In your copy, repeat the records exactly and leave out the pictures.
------------
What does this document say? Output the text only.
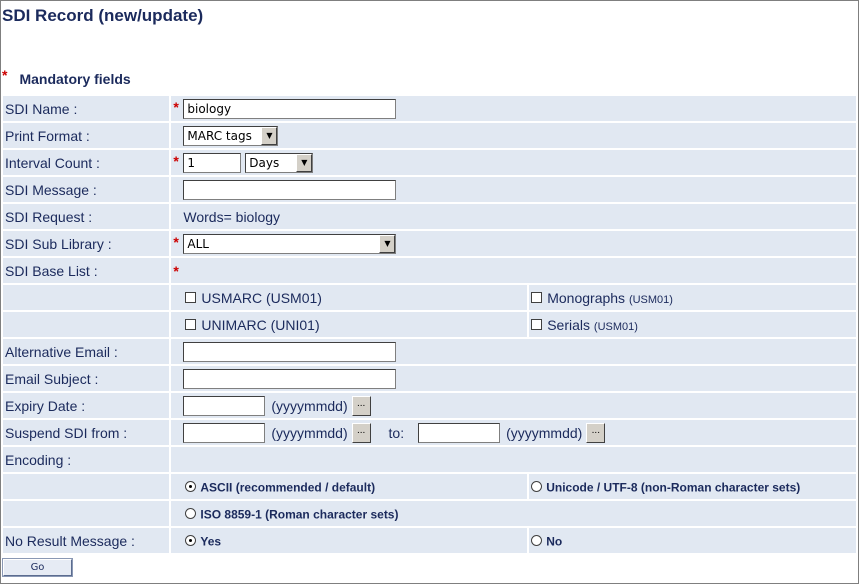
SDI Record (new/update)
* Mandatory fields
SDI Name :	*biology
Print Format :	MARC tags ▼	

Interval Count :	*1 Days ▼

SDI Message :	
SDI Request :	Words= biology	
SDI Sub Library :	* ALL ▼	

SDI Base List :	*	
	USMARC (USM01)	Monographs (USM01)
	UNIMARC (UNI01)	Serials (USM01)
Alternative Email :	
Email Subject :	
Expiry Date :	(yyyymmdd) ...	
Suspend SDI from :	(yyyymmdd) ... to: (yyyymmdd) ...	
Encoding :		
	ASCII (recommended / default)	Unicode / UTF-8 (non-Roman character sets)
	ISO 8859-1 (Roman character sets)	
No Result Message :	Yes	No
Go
------------
WORKED ANSWER:
What does this document say? Output the text only.
SDI Record (new/update)
* Mandatory fields
SDI Name :	*biology
Print Format :	MARC tags ▼	

Interval Count :	*1 Days ▼

SDI Message :	
SDI Request :	Words= biology	
SDI Sub Library :	* ALL ▼	

SDI Base List :	*	
	USMARC (USM01)	Monographs (USM01)
	UNIMARC (UNI01)	Serials (USM01)
Alternative Email :	
Email Subject :	
Expiry Date :	(yyyymmdd) ...	
Suspend SDI from :	(yyyymmdd) ... to: (yyyymmdd) ...	
Encoding :		
	ASCII (recommended / default)	Unicode / UTF-8 (non-Roman character sets)
	ISO 8859-1 (Roman character sets)	
No Result Message :	Yes	No
Go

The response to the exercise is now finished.